> [Data for this exercise]:

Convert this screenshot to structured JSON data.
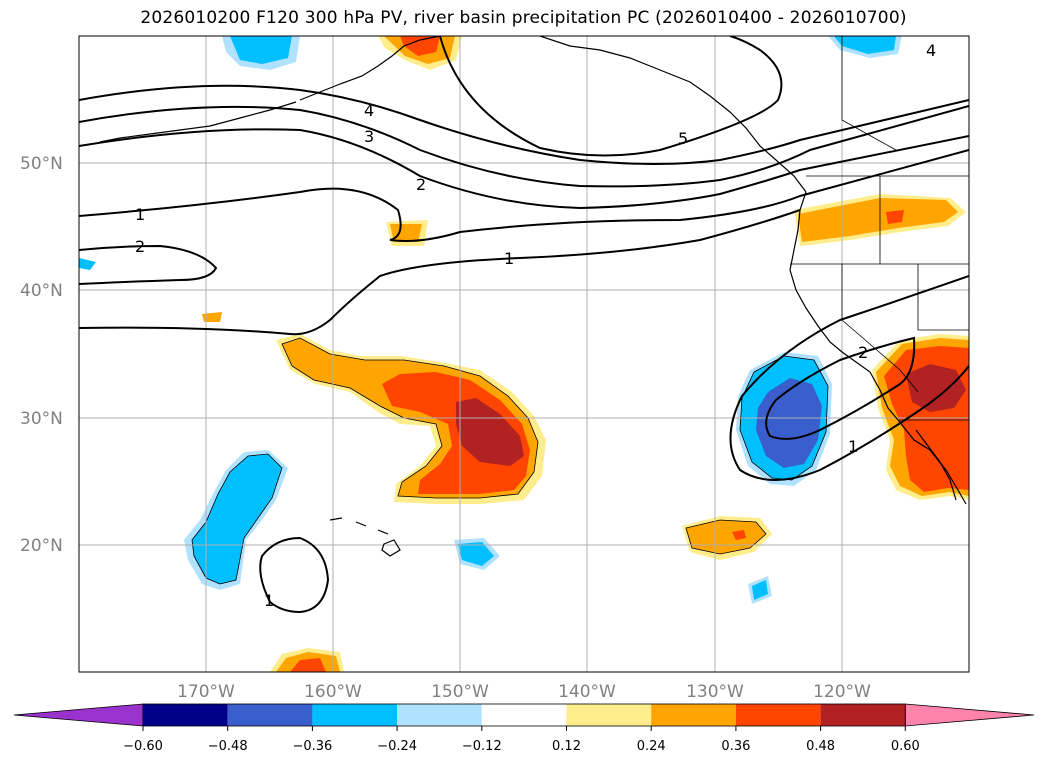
{
  "title": "2026010200 F120 300 hPa PV, river basin precipitation PC (2026010400 - 2026010700)",
  "map": {
    "projection": "PlateCarree",
    "lon_range": [
      -180,
      -110
    ],
    "lat_range": [
      10,
      60
    ],
    "lat_ticks": [
      {
        "value": 20,
        "label": "20°N"
      },
      {
        "value": 30,
        "label": "30°N"
      },
      {
        "value": 40,
        "label": "40°N"
      },
      {
        "value": 50,
        "label": "50°N"
      }
    ],
    "lon_ticks": [
      {
        "value": -170,
        "label": "170°W"
      },
      {
        "value": -160,
        "label": "160°W"
      },
      {
        "value": -150,
        "label": "150°W"
      },
      {
        "value": -140,
        "label": "140°W"
      },
      {
        "value": -130,
        "label": "130°W"
      },
      {
        "value": -120,
        "label": "120°W"
      }
    ]
  },
  "contour_labels": [
    "1",
    "1",
    "1",
    "2",
    "2",
    "2",
    "3",
    "4",
    "4",
    "5",
    "1"
  ],
  "colorbar": {
    "ticks": [
      "−0.60",
      "−0.48",
      "−0.36",
      "−0.24",
      "−0.12",
      "0.12",
      "0.24",
      "0.36",
      "0.48",
      "0.60"
    ],
    "colors": [
      "#9a32cd",
      "#00008b",
      "#3a5fcd",
      "#00bfff",
      "#b0e2ff",
      "#ffffff",
      "#ffec8b",
      "#ffa500",
      "#ff4500",
      "#b22222",
      "#ff83aa"
    ],
    "extend": "both"
  },
  "colors": {
    "pos1": "#ffec8b",
    "pos2": "#ffa500",
    "pos3": "#ff4500",
    "pos4": "#b22222",
    "neg1": "#b0e2ff",
    "neg2": "#00bfff",
    "neg3": "#3a5fcd"
  }
}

> [Exercise description]: Return each line with "value".

> [Answer to the task]:
        "value": 20,
        "value": 30,
        "value": 40,
        "value": 50,
        "value": -170,
        "value": -160,
        "value": -150,
        "value": -140,
        "value": -130,
        "value": -120,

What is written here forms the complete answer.